# STATED GOAL
The records are to be restated in their entirety, word for word.

--- Begin ---

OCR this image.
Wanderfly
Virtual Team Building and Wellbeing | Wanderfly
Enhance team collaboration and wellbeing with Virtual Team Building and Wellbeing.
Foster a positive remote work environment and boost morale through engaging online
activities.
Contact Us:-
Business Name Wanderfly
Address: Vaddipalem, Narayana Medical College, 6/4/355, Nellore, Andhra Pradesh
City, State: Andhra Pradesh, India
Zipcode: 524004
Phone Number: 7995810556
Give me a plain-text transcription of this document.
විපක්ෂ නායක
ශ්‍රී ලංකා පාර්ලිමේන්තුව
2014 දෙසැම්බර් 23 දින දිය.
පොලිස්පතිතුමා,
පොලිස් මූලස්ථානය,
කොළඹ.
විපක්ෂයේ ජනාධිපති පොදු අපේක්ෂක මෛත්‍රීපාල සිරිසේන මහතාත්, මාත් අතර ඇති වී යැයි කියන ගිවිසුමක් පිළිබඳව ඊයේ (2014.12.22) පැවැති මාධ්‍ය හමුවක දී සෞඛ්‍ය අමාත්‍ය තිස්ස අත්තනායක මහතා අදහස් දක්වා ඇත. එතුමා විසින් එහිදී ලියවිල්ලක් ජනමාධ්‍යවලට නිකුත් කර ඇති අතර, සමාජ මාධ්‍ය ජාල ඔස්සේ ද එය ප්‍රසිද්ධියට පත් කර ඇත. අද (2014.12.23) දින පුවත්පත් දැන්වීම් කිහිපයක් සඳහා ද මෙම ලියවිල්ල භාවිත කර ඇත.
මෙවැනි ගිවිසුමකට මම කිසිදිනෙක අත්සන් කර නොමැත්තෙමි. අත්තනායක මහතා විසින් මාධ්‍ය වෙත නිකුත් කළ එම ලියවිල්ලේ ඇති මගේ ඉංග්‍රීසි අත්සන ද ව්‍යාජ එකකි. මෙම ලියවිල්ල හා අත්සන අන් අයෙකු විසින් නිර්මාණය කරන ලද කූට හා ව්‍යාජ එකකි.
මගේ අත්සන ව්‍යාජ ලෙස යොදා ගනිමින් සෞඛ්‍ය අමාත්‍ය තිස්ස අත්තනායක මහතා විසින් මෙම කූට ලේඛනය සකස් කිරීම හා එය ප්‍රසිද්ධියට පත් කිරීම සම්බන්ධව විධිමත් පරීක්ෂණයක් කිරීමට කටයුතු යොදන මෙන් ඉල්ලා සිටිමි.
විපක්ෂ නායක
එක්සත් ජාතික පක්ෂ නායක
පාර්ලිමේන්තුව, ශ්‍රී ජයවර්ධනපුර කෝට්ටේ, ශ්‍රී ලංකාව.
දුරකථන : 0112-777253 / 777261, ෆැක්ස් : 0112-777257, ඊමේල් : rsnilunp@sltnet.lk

--- End ---

# TASK RESPONSE
OCR this image.
Wanderfly
Virtual Team Building and Wellbeing | Wanderfly
Enhance team collaboration and wellbeing with Virtual Team Building and Wellbeing.
Foster a positive remote work environment and boost morale through engaging online
activities.
Contact Us:-
Business Name Wanderfly
Address: Vaddipalem, Narayana Medical College, 6/4/355, Nellore, Andhra Pradesh
City, State: Andhra Pradesh, India
Zipcode: 524004
Phone Number: 7995810556
Give me a plain-text transcription of this document.
විපක්ෂ නායක
ශ්‍රී ලංකා පාර්ලිමේන්තුව
2014 දෙසැම්බර් 23 දින දිය.
පොලිස්පතිතුමා,
පොලිස් මූලස්ථානය,
කොළඹ.
විපක්ෂයේ ජනාධිපති පොදු අපේක්ෂක මෛත්‍රීපාල සිරිසේන මහතාත්, මාත් අතර ඇති වී යැයි කියන ගිවිසුමක් පිළිබඳව ඊයේ (2014.12.22) පැවැති මාධ්‍ය හමුවක දී සෞඛ්‍ය අමාත්‍ය තිස්ස අත්තනායක මහතා අදහස් දක්වා ඇත. එතුමා විසින් එහිදී ලියවිල්ලක් ජනමාධ්‍යවලට නිකුත් කර ඇති අතර, සමාජ මාධ්‍ය ජාල ඔස්සේ ද එය ප්‍රසිද්ධියට පත් කර ඇත. අද (2014.12.23) දින පුවත්පත් දැන්වීම් කිහිපයක් සඳහා ද මෙම ලියවිල්ල භාවිත කර ඇත.
මෙවැනි ගිවිසුමකට මම කිසිදිනෙක අත්සන් කර නොමැත්තෙමි. අත්තනායක මහතා විසින් මාධ්‍ය වෙත නිකුත් කළ එම ලියවිල්ලේ ඇති මගේ ඉංග්‍රීසි අත්සන ද ව්‍යාජ එකකි. මෙම ලියවිල්ල හා අත්සන අන් අයෙකු විසින් නිර්මාණය කරන ලද කූට හා ව්‍යාජ එකකි.
මගේ අත්සන ව්‍යාජ ලෙස යොදා ගනිමින් සෞඛ්‍ය අමාත්‍ය තිස්ස අත්තනායක මහතා විසින් මෙම කූට ලේඛනය සකස් කිරීම හා එය ප්‍රසිද්ධියට පත් කිරීම සම්බන්ධව විධිමත් පරීක්ෂණයක් කිරීමට කටයුතු යොදන මෙන් ඉල්ලා සිටිමි.
විපක්ෂ නායක
එක්සත් ජාතික පක්ෂ නායක
පාර්ලිමේන්තුව, ශ්‍රී ජයවර්ධනපුර කෝට්ටේ, ශ්‍රී ලංකාව.
දුරකථන : 0112-777253 / 777261, ෆැක්ස් : 0112-777257, ඊමේල් : rsnilunp@sltnet.lk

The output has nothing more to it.